-------- Material for the task --------
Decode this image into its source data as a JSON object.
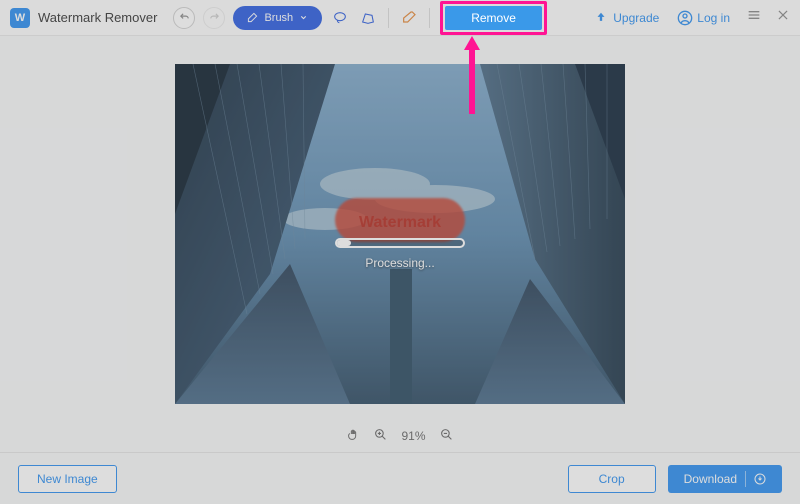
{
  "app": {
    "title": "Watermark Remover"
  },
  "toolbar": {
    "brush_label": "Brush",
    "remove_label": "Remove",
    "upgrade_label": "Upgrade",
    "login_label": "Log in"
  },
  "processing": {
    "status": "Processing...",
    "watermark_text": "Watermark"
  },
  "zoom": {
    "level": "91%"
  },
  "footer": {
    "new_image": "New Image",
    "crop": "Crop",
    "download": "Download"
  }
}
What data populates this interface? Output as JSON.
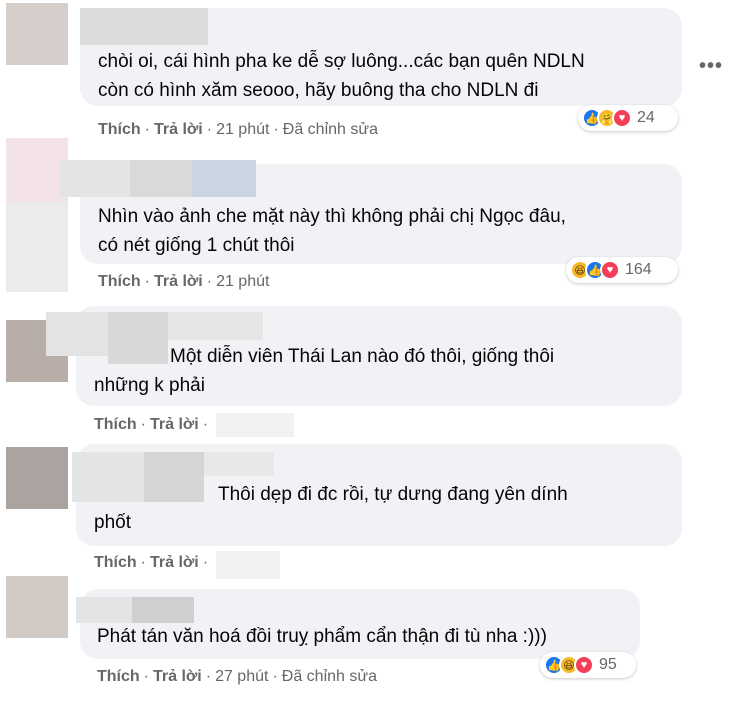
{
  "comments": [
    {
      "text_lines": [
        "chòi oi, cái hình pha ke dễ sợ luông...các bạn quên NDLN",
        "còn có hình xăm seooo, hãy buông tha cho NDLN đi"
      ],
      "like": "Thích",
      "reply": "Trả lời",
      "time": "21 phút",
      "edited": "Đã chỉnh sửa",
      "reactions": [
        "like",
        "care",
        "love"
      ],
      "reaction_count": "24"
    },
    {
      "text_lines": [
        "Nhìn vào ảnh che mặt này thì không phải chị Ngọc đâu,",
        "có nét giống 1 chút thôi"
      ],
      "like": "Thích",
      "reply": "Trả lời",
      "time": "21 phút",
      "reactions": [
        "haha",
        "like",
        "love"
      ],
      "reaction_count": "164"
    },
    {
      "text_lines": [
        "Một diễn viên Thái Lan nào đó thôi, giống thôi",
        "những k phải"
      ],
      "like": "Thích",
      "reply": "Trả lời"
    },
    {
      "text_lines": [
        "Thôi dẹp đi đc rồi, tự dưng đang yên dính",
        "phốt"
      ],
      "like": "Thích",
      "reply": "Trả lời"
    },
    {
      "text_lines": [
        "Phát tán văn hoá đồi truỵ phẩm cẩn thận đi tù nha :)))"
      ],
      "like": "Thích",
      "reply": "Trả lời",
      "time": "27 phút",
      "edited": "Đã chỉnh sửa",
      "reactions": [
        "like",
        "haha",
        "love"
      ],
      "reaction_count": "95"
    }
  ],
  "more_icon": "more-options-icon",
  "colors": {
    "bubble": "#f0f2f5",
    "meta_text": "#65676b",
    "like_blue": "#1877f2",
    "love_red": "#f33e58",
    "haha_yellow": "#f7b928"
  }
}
--------
Required task: Please leave out the pictures while you copy exactly the lines from the one containing "What data populates" through the end of the records.

Answer below:
What data populates this interface? Output as JSON.
{
  "comments": [
    {
      "text_lines": [
        "chòi oi, cái hình pha ke dễ sợ luông...các bạn quên NDLN",
        "còn có hình xăm seooo, hãy buông tha cho NDLN đi"
      ],
      "like": "Thích",
      "reply": "Trả lời",
      "time": "21 phút",
      "edited": "Đã chỉnh sửa",
      "reactions": [
        "like",
        "care",
        "love"
      ],
      "reaction_count": "24"
    },
    {
      "text_lines": [
        "Nhìn vào ảnh che mặt này thì không phải chị Ngọc đâu,",
        "có nét giống 1 chút thôi"
      ],
      "like": "Thích",
      "reply": "Trả lời",
      "time": "21 phút",
      "reactions": [
        "haha",
        "like",
        "love"
      ],
      "reaction_count": "164"
    },
    {
      "text_lines": [
        "Một diễn viên Thái Lan nào đó thôi, giống thôi",
        "những k phải"
      ],
      "like": "Thích",
      "reply": "Trả lời"
    },
    {
      "text_lines": [
        "Thôi dẹp đi đc rồi, tự dưng đang yên dính",
        "phốt"
      ],
      "like": "Thích",
      "reply": "Trả lời"
    },
    {
      "text_lines": [
        "Phát tán văn hoá đồi truỵ phẩm cẩn thận đi tù nha :)))"
      ],
      "like": "Thích",
      "reply": "Trả lời",
      "time": "27 phút",
      "edited": "Đã chỉnh sửa",
      "reactions": [
        "like",
        "haha",
        "love"
      ],
      "reaction_count": "95"
    }
  ],
  "more_icon": "more-options-icon",
  "colors": {
    "bubble": "#f0f2f5",
    "meta_text": "#65676b",
    "like_blue": "#1877f2",
    "love_red": "#f33e58",
    "haha_yellow": "#f7b928"
  }
}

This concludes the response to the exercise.